■ Material for this exercise
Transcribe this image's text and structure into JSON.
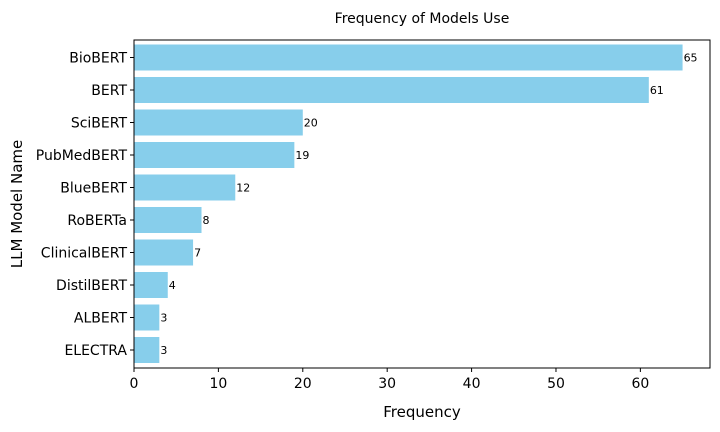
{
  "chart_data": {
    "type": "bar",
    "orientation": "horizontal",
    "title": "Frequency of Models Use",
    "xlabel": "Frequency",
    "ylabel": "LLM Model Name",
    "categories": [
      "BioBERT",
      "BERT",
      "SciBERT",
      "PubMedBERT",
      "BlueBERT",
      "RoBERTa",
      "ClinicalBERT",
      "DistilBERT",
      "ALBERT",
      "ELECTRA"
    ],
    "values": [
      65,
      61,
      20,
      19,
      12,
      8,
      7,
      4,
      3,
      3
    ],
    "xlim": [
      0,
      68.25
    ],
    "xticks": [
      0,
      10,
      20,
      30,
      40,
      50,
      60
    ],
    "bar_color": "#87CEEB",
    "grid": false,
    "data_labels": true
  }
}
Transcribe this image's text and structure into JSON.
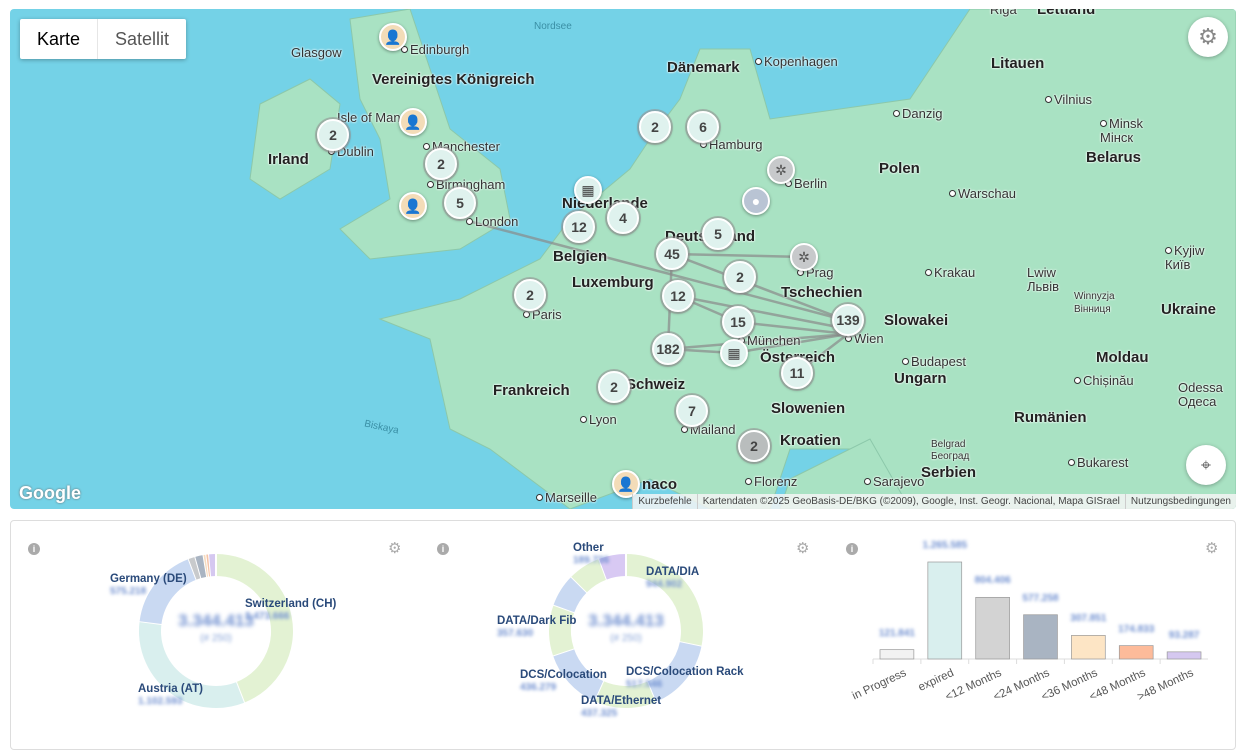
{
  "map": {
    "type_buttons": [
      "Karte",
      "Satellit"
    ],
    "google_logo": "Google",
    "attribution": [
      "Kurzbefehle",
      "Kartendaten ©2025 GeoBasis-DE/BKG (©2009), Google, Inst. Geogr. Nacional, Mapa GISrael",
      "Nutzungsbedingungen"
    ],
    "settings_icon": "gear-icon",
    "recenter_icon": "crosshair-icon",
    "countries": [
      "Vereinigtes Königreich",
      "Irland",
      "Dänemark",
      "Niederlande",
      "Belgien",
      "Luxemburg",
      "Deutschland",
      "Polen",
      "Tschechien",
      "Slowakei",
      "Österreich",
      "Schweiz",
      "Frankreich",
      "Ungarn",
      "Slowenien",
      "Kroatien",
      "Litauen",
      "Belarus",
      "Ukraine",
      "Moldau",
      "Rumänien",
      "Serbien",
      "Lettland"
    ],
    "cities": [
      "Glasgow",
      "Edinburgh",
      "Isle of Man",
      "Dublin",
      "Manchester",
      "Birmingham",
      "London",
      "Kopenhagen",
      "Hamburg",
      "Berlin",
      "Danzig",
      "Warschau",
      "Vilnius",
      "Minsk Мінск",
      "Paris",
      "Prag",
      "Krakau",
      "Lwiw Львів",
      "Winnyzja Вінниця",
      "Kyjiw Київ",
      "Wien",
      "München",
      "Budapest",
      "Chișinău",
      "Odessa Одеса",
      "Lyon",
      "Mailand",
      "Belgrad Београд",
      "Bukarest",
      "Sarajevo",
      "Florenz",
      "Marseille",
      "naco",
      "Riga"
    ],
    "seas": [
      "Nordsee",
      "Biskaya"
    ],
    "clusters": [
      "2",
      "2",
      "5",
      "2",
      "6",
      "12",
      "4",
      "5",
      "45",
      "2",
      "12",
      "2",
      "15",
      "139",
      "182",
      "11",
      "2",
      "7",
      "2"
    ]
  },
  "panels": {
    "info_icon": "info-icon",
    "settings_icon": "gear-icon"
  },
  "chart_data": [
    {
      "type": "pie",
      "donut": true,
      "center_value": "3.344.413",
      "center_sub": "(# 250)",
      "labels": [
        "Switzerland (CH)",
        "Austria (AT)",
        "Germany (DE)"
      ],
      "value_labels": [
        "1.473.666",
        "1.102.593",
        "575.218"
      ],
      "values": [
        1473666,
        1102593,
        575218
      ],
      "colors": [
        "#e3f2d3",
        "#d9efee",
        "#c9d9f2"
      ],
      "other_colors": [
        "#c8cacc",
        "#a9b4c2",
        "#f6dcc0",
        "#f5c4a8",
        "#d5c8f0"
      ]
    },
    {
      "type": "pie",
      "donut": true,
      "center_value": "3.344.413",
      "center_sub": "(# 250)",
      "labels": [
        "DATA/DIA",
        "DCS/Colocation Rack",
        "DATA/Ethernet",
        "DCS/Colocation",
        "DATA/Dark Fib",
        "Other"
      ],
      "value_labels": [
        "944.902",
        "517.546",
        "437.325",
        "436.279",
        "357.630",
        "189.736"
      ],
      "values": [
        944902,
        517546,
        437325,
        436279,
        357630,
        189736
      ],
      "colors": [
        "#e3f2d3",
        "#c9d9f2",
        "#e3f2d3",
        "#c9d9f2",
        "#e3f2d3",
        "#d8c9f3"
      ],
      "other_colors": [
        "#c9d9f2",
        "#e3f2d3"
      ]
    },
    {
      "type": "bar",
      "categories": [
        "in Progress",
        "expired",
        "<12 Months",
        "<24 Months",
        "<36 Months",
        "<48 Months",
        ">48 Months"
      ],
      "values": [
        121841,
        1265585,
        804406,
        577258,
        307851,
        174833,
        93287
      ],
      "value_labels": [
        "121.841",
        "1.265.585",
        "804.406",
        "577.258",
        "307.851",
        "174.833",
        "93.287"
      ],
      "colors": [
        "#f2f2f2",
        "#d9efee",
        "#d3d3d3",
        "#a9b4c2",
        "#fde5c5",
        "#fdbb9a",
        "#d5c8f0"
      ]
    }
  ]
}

■ What the task requires
Using the material above, return every line exactly as it appears, minus the pictures.

■ Written solution
Transcribe this image's text and structure into JSON.
{
  "chart_data": {
    "type": "bar",
    "orientation": "horizontal",
    "title": "Frequency of Models Use",
    "xlabel": "Frequency",
    "ylabel": "LLM Model Name",
    "categories": [
      "BioBERT",
      "BERT",
      "SciBERT",
      "PubMedBERT",
      "BlueBERT",
      "RoBERTa",
      "ClinicalBERT",
      "DistilBERT",
      "ALBERT",
      "ELECTRA"
    ],
    "values": [
      65,
      61,
      20,
      19,
      12,
      8,
      7,
      4,
      3,
      3
    ],
    "xlim": [
      0,
      68.25
    ],
    "xticks": [
      0,
      10,
      20,
      30,
      40,
      50,
      60
    ],
    "bar_color": "#87CEEB",
    "grid": false,
    "data_labels": true
  }
}
Transcribe this image's text and structure into JSON.
{
  "map": {
    "type_buttons": [
      "Karte",
      "Satellit"
    ],
    "google_logo": "Google",
    "attribution": [
      "Kurzbefehle",
      "Kartendaten ©2025 GeoBasis-DE/BKG (©2009), Google, Inst. Geogr. Nacional, Mapa GISrael",
      "Nutzungsbedingungen"
    ],
    "settings_icon": "gear-icon",
    "recenter_icon": "crosshair-icon",
    "countries": [
      "Vereinigtes Königreich",
      "Irland",
      "Dänemark",
      "Niederlande",
      "Belgien",
      "Luxemburg",
      "Deutschland",
      "Polen",
      "Tschechien",
      "Slowakei",
      "Österreich",
      "Schweiz",
      "Frankreich",
      "Ungarn",
      "Slowenien",
      "Kroatien",
      "Litauen",
      "Belarus",
      "Ukraine",
      "Moldau",
      "Rumänien",
      "Serbien",
      "Lettland"
    ],
    "cities": [
      "Glasgow",
      "Edinburgh",
      "Isle of Man",
      "Dublin",
      "Manchester",
      "Birmingham",
      "London",
      "Kopenhagen",
      "Hamburg",
      "Berlin",
      "Danzig",
      "Warschau",
      "Vilnius",
      "Minsk Мінск",
      "Paris",
      "Prag",
      "Krakau",
      "Lwiw Львів",
      "Winnyzja Вінниця",
      "Kyjiw Київ",
      "Wien",
      "München",
      "Budapest",
      "Chișinău",
      "Odessa Одеса",
      "Lyon",
      "Mailand",
      "Belgrad Београд",
      "Bukarest",
      "Sarajevo",
      "Florenz",
      "Marseille",
      "naco",
      "Riga"
    ],
    "seas": [
      "Nordsee",
      "Biskaya"
    ],
    "clusters": [
      "2",
      "2",
      "5",
      "2",
      "6",
      "12",
      "4",
      "5",
      "45",
      "2",
      "12",
      "2",
      "15",
      "139",
      "182",
      "11",
      "2",
      "7",
      "2"
    ]
  },
  "panels": {
    "info_icon": "info-icon",
    "settings_icon": "gear-icon"
  },
  "chart_data": [
    {
      "type": "pie",
      "donut": true,
      "center_value": "3.344.413",
      "center_sub": "(# 250)",
      "labels": [
        "Switzerland (CH)",
        "Austria (AT)",
        "Germany (DE)"
      ],
      "value_labels": [
        "1.473.666",
        "1.102.593",
        "575.218"
      ],
      "values": [
        1473666,
        1102593,
        575218
      ],
      "colors": [
        "#e3f2d3",
        "#d9efee",
        "#c9d9f2"
      ],
      "other_colors": [
        "#c8cacc",
        "#a9b4c2",
        "#f6dcc0",
        "#f5c4a8",
        "#d5c8f0"
      ]
    },
    {
      "type": "pie",
      "donut": true,
      "center_value": "3.344.413",
      "center_sub": "(# 250)",
      "labels": [
        "DATA/DIA",
        "DCS/Colocation Rack",
        "DATA/Ethernet",
        "DCS/Colocation",
        "DATA/Dark Fib",
        "Other"
      ],
      "value_labels": [
        "944.902",
        "517.546",
        "437.325",
        "436.279",
        "357.630",
        "189.736"
      ],
      "values": [
        944902,
        517546,
        437325,
        436279,
        357630,
        189736
      ],
      "colors": [
        "#e3f2d3",
        "#c9d9f2",
        "#e3f2d3",
        "#c9d9f2",
        "#e3f2d3",
        "#d8c9f3"
      ],
      "other_colors": [
        "#c9d9f2",
        "#e3f2d3"
      ]
    },
    {
      "type": "bar",
      "categories": [
        "in Progress",
        "expired",
        "<12 Months",
        "<24 Months",
        "<36 Months",
        "<48 Months",
        ">48 Months"
      ],
      "values": [
        121841,
        1265585,
        804406,
        577258,
        307851,
        174833,
        93287
      ],
      "value_labels": [
        "121.841",
        "1.265.585",
        "804.406",
        "577.258",
        "307.851",
        "174.833",
        "93.287"
      ],
      "colors": [
        "#f2f2f2",
        "#d9efee",
        "#d3d3d3",
        "#a9b4c2",
        "#fde5c5",
        "#fdbb9a",
        "#d5c8f0"
      ]
    }
  ]
}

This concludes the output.